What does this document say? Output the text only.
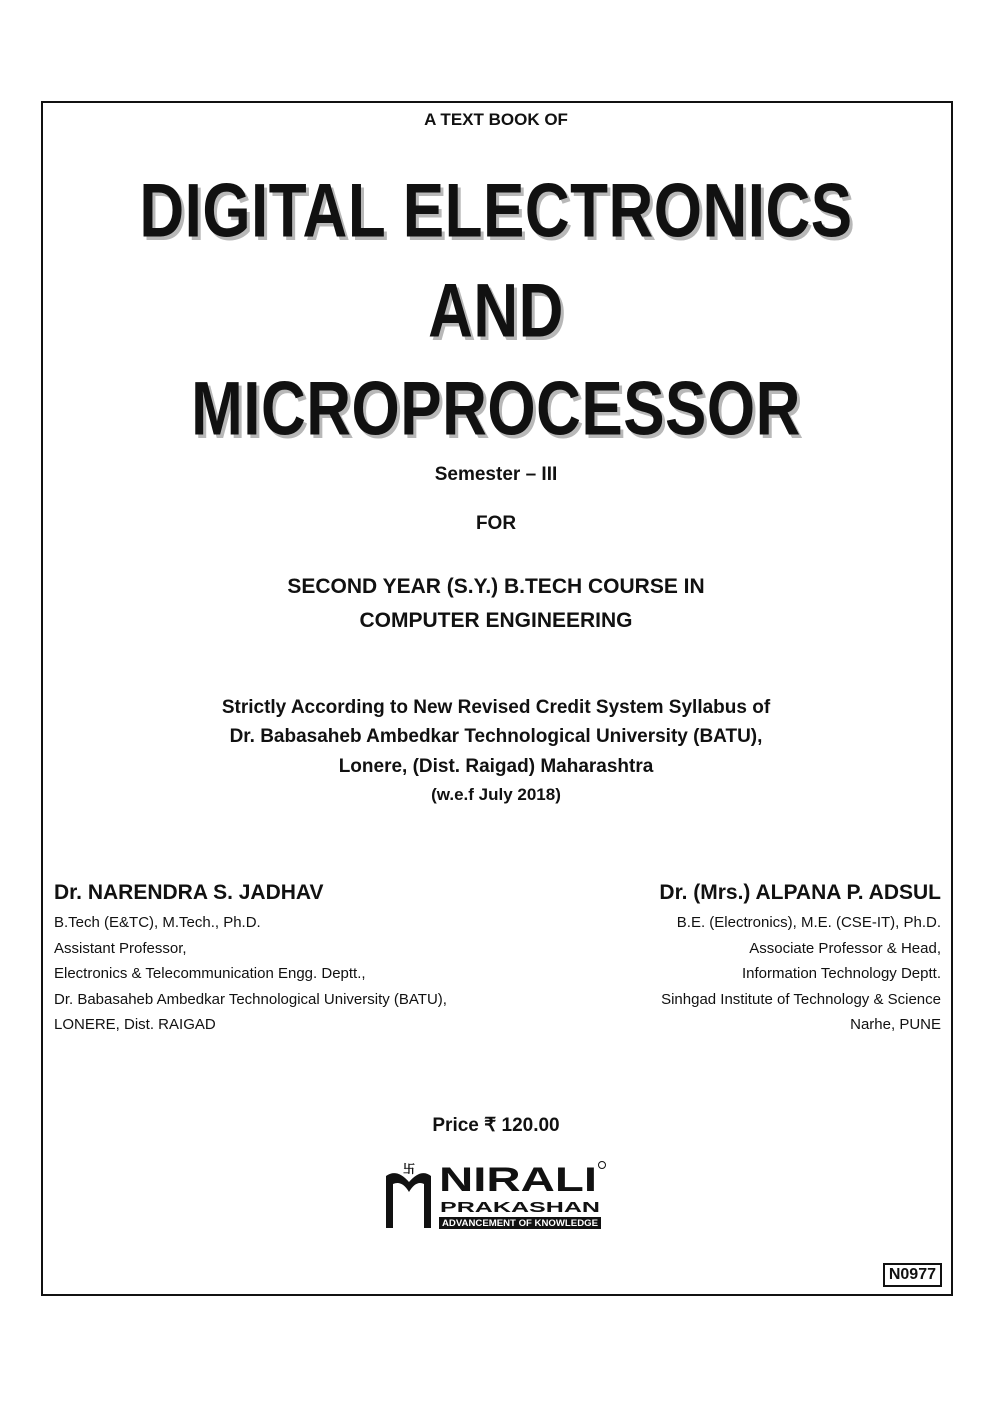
A TEXT BOOK OF
DIGITAL ELECTRONICS
AND
MICROPROCESSOR
Semester – III
FOR
SECOND YEAR (S.Y.) B.TECH COURSE IN
COMPUTER ENGINEERING
Strictly According to New Revised Credit System Syllabus of
Dr. Babasaheb Ambedkar Technological University (BATU),
Lonere, (Dist. Raigad) Maharashtra
(w.e.f July 2018)
Dr. NARENDRA S. JADHAV
B.Tech (E&TC), M.Tech., Ph.D.
Assistant Professor,
Electronics & Telecommunication Engg. Deptt.,
Dr. Babasaheb Ambedkar Technological University (BATU),
LONERE, Dist. RAIGAD
Dr. (Mrs.) ALPANA P. ADSUL
B.E. (Electronics), M.E. (CSE-IT), Ph.D.
Associate Professor & Head,
Information Technology Deptt.
Sinhgad Institute of Technology & Science
Narhe, PUNE
Price ₹ 120.00
卐 NIRALI
PRAKASHAN
ADVANCEMENT OF KNOWLEDGE
N0977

● **What you will do**:
Repeat the material above in full and unchanged, minus its images.

● **Task solution**:
What does this document say? Output the text only.
A TEXT BOOK OF
DIGITAL ELECTRONICS
AND
MICROPROCESSOR
Semester – III
FOR
SECOND YEAR (S.Y.) B.TECH COURSE IN
COMPUTER ENGINEERING
Strictly According to New Revised Credit System Syllabus of
Dr. Babasaheb Ambedkar Technological University (BATU),
Lonere, (Dist. Raigad) Maharashtra
(w.e.f July 2018)
Dr. NARENDRA S. JADHAV
B.Tech (E&TC), M.Tech., Ph.D.
Assistant Professor,
Electronics & Telecommunication Engg. Deptt.,
Dr. Babasaheb Ambedkar Technological University (BATU),
LONERE, Dist. RAIGAD
Dr. (Mrs.) ALPANA P. ADSUL
B.E. (Electronics), M.E. (CSE-IT), Ph.D.
Associate Professor & Head,
Information Technology Deptt.
Sinhgad Institute of Technology & Science
Narhe, PUNE
Price ₹ 120.00
卐 NIRALI
PRAKASHAN
ADVANCEMENT OF KNOWLEDGE
N0977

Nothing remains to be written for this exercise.